#### GOAL:
Give the material again in full, matching it exactly.

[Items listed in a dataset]
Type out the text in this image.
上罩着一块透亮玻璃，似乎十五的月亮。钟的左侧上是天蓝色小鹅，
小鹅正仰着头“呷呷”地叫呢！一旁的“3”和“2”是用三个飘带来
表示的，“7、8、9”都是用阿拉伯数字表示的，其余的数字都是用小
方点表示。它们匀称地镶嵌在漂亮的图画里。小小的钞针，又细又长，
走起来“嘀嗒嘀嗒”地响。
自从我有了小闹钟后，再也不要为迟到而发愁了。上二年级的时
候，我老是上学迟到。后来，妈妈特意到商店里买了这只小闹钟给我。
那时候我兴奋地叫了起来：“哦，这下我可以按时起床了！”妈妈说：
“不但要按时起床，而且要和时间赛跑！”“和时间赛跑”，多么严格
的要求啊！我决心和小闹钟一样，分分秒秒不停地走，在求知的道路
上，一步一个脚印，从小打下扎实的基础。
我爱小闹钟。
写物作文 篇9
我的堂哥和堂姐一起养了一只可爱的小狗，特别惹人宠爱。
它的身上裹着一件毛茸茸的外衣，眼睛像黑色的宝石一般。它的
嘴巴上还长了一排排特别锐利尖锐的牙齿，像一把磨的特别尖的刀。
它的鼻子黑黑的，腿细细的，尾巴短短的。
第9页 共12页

#### WRITTEN SOLUTION:
Type out the text in this image.
上罩着一块透亮玻璃，似乎十五的月亮。钟的左侧上是天蓝色小鹅，
小鹅正仰着头“呷呷”地叫呢！一旁的“3”和“2”是用三个飘带来
表示的，“7、8、9”都是用阿拉伯数字表示的，其余的数字都是用小
方点表示。它们匀称地镶嵌在漂亮的图画里。小小的钞针，又细又长，
走起来“嘀嗒嘀嗒”地响。
自从我有了小闹钟后，再也不要为迟到而发愁了。上二年级的时
候，我老是上学迟到。后来，妈妈特意到商店里买了这只小闹钟给我。
那时候我兴奋地叫了起来：“哦，这下我可以按时起床了！”妈妈说：
“不但要按时起床，而且要和时间赛跑！”“和时间赛跑”，多么严格
的要求啊！我决心和小闹钟一样，分分秒秒不停地走，在求知的道路
上，一步一个脚印，从小打下扎实的基础。
我爱小闹钟。
写物作文 篇9
我的堂哥和堂姐一起养了一只可爱的小狗，特别惹人宠爱。
它的身上裹着一件毛茸茸的外衣，眼睛像黑色的宝石一般。它的
嘴巴上还长了一排排特别锐利尖锐的牙齿，像一把磨的特别尖的刀。
它的鼻子黑黑的，腿细细的，尾巴短短的。
第9页 共12页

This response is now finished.